BEGIN Extracted entries

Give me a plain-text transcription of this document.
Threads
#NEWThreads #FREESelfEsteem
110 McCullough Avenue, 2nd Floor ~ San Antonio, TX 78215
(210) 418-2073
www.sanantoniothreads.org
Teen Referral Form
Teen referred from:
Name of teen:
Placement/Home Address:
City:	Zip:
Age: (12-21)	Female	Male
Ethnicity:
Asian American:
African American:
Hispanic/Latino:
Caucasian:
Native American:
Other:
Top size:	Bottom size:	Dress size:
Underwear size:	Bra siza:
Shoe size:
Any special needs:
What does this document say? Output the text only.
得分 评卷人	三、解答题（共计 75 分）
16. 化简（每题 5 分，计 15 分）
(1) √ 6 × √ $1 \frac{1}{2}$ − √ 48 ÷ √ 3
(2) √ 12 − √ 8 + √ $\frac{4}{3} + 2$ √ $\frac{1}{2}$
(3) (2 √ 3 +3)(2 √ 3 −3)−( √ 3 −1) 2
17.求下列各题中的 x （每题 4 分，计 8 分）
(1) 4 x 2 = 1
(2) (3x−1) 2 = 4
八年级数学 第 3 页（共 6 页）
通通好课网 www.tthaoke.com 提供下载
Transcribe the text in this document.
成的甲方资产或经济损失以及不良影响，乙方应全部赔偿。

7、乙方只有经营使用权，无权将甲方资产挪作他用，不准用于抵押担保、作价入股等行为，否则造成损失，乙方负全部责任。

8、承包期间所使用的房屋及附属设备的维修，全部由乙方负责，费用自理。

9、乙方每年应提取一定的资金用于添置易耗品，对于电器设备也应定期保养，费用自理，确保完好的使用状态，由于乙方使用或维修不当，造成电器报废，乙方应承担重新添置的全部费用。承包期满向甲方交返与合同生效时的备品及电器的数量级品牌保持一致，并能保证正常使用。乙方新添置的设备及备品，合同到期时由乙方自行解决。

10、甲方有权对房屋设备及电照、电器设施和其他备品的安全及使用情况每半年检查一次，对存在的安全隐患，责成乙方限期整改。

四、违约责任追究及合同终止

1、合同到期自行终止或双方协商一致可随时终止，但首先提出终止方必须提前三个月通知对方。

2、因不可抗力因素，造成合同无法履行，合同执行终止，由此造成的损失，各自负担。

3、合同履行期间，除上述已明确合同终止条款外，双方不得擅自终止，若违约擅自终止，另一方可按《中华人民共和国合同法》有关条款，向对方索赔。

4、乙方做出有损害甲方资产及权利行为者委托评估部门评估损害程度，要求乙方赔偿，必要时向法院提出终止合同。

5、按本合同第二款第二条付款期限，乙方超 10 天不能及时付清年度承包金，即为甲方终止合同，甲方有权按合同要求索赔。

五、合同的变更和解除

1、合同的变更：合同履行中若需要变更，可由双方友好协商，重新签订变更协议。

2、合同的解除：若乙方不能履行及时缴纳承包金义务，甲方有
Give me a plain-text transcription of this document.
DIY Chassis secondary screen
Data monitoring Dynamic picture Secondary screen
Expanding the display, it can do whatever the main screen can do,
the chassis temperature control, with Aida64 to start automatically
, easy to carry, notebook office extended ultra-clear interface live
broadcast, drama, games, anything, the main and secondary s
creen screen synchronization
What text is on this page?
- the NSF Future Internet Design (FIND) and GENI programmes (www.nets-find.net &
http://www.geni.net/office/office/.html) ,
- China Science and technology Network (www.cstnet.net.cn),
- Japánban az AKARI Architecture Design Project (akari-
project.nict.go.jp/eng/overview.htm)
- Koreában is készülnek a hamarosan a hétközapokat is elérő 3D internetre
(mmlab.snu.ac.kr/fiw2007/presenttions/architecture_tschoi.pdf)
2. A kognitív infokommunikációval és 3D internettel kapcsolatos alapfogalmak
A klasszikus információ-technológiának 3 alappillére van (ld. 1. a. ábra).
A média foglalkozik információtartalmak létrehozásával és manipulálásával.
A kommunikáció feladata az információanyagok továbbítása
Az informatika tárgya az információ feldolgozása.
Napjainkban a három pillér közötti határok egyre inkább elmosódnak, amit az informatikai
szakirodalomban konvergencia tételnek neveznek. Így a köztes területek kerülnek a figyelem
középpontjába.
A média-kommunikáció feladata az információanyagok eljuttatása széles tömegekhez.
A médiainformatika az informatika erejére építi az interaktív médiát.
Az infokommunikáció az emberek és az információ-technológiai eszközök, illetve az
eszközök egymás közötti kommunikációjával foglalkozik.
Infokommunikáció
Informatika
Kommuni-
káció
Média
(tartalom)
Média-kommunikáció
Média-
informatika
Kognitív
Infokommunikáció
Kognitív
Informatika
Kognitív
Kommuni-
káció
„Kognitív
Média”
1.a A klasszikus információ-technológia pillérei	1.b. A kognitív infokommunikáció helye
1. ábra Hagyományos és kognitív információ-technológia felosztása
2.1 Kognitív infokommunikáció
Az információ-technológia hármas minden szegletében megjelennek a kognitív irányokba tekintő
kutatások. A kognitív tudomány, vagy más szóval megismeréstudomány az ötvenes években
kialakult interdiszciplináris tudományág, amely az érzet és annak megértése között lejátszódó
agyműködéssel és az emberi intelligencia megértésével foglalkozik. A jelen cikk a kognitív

END Extracted entries

■ Task to carry out:
Each line above that holds the string "Design" should be copied and shown.

■ Exercise result:
- the NSF Future Internet Design (FIND) and GENI programmes (www.nets-find.net &
- Japánban az AKARI Architecture Design Project (akari-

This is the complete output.